Start of Block
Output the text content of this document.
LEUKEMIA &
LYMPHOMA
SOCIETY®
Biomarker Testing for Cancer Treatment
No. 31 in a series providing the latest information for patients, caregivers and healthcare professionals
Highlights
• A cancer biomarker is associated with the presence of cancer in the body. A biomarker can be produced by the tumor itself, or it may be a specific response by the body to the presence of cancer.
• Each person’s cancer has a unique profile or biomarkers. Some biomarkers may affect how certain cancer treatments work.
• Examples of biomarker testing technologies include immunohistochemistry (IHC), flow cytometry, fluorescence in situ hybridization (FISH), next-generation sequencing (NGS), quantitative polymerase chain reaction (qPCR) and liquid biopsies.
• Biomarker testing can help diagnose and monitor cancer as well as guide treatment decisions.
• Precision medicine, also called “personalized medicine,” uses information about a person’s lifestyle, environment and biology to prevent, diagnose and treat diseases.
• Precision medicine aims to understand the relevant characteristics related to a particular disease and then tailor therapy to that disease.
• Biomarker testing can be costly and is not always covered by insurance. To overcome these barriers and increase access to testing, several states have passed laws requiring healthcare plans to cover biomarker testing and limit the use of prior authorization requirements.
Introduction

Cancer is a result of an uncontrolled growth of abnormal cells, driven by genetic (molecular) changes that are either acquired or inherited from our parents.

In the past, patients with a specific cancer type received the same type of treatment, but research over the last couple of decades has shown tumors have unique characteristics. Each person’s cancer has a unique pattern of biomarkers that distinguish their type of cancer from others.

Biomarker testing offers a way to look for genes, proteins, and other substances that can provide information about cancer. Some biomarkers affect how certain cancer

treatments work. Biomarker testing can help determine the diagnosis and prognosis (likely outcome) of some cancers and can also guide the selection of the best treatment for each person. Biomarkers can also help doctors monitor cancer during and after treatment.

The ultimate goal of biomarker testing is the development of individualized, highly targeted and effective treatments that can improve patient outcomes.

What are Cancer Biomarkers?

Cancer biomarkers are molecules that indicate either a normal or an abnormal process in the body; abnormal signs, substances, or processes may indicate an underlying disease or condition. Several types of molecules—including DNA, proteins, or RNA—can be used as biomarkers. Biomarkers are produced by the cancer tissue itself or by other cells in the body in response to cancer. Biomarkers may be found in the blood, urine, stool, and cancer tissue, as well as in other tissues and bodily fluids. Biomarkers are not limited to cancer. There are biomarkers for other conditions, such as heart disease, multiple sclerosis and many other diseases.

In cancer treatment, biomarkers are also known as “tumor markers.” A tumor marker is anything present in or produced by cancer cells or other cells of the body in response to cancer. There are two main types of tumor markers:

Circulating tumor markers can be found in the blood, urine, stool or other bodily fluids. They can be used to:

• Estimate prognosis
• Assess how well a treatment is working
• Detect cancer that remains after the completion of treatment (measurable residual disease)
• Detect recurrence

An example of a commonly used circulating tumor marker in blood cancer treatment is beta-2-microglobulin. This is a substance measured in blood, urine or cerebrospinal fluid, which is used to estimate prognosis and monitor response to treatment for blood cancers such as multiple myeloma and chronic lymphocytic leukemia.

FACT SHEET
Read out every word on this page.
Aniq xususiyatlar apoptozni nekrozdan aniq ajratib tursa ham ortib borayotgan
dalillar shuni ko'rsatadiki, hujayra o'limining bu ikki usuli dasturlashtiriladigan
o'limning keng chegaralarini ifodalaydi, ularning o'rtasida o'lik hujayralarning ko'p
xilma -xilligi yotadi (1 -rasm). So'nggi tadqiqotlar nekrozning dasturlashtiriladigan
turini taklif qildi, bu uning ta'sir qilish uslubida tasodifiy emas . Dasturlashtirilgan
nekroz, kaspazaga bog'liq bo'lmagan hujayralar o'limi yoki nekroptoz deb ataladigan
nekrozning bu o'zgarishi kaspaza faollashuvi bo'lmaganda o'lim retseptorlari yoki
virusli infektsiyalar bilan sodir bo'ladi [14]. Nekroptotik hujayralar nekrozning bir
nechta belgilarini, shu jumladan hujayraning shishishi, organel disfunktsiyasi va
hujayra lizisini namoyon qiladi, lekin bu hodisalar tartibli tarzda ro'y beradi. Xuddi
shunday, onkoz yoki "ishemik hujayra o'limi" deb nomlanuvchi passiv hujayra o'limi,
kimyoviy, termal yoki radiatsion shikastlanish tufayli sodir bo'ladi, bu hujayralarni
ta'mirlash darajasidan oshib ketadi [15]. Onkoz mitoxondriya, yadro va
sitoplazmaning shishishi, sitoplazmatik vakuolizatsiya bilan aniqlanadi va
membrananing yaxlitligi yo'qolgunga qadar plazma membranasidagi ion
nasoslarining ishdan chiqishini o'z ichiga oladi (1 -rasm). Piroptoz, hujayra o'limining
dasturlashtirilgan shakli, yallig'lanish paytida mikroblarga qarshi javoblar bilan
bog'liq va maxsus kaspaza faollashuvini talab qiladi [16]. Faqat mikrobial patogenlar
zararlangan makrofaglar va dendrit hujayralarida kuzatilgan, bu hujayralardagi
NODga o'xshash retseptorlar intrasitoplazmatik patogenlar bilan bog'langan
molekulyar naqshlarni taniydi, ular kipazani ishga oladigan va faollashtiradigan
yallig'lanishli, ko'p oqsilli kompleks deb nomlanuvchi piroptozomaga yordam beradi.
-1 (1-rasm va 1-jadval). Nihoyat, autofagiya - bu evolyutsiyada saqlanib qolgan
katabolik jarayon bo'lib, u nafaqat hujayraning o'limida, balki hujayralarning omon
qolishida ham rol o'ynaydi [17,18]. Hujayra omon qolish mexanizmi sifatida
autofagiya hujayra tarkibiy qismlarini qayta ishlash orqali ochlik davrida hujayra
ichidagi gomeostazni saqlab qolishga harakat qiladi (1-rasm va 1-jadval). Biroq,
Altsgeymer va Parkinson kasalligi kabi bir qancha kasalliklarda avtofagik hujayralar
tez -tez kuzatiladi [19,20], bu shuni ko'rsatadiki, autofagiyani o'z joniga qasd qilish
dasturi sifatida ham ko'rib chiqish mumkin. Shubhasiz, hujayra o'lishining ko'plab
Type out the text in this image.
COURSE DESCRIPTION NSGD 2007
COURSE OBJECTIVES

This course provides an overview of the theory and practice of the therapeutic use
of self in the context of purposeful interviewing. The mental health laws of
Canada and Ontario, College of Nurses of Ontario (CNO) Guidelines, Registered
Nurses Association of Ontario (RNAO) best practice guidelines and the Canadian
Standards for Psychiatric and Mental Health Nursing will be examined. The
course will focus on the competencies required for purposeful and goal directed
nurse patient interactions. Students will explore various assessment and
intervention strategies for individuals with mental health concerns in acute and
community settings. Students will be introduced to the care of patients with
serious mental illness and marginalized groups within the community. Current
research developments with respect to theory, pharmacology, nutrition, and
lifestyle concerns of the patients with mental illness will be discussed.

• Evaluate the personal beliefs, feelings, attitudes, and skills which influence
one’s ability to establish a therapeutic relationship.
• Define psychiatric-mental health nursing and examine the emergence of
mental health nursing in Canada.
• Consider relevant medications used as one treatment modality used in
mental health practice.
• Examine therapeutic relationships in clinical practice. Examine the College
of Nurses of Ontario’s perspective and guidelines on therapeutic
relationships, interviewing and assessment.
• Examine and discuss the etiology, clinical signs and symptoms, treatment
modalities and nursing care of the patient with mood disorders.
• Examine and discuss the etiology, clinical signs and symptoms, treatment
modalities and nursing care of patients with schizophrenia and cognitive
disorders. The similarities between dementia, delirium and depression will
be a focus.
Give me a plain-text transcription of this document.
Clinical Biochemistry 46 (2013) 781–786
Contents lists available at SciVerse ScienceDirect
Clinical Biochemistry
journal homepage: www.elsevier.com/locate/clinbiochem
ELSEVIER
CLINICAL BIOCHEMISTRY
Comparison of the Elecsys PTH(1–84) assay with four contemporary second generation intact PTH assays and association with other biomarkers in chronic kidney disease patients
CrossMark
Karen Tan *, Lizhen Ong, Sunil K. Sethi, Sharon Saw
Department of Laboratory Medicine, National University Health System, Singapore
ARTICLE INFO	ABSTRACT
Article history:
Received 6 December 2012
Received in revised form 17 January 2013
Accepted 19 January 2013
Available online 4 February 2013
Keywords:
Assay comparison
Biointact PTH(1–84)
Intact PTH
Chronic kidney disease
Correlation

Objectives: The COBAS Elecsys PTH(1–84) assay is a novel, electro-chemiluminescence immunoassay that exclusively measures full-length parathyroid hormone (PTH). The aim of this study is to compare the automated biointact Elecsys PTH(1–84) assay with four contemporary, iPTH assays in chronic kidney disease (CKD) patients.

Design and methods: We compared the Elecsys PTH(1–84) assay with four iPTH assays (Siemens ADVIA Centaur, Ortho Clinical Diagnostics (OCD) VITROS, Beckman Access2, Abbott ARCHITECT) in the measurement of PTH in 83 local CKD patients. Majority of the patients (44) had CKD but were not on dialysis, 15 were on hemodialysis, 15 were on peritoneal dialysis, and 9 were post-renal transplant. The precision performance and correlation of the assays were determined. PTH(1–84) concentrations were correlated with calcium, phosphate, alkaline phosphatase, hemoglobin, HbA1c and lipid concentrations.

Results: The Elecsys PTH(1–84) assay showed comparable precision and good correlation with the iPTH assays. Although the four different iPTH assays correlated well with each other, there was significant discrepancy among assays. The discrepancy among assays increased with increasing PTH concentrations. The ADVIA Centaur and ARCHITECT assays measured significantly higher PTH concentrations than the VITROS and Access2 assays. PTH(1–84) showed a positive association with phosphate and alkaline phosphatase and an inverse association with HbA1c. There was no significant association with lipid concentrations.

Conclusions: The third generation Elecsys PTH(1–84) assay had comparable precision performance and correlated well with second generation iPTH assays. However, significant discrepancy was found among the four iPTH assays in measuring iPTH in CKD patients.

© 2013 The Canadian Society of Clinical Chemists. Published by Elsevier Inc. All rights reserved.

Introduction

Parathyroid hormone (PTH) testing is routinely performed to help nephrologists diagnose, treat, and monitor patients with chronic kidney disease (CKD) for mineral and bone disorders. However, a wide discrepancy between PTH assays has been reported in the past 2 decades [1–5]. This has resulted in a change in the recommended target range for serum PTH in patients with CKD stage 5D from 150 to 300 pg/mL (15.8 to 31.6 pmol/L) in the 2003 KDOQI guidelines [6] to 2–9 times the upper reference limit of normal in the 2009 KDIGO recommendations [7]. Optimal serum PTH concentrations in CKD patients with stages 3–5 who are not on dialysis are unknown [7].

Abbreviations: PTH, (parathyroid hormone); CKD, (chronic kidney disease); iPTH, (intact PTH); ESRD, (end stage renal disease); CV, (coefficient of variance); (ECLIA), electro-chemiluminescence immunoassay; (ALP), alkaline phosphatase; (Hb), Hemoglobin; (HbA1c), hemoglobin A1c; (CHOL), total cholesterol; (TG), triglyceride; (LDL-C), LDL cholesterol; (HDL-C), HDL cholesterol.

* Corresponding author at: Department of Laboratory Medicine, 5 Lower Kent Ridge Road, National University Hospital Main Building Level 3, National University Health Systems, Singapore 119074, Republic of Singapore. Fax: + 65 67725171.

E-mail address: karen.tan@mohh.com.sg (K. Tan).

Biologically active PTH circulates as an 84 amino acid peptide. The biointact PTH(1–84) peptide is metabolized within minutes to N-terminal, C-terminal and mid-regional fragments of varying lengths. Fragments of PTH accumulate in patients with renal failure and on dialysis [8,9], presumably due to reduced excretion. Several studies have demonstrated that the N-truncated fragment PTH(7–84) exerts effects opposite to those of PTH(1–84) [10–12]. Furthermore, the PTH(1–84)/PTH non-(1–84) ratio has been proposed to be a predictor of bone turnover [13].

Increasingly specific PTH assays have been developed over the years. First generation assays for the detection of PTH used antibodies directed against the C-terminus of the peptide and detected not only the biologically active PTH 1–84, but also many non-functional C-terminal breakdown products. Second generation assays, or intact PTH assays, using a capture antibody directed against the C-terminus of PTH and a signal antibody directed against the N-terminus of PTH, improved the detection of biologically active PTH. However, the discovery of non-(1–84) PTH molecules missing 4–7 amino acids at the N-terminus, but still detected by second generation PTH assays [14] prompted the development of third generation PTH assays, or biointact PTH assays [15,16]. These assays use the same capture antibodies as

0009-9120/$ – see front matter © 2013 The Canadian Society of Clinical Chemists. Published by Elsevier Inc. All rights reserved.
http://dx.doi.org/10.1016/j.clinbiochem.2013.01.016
End of Block
Return all lines from the entries that contain the string "reserved".

** ANSWER **
© 2013 The Canadian Society of Clinical Chemists. Published by Elsevier Inc. All rights reserved.
0009-9120/$ – see front matter © 2013 The Canadian Society of Clinical Chemists. Published by Elsevier Inc. All rights reserved.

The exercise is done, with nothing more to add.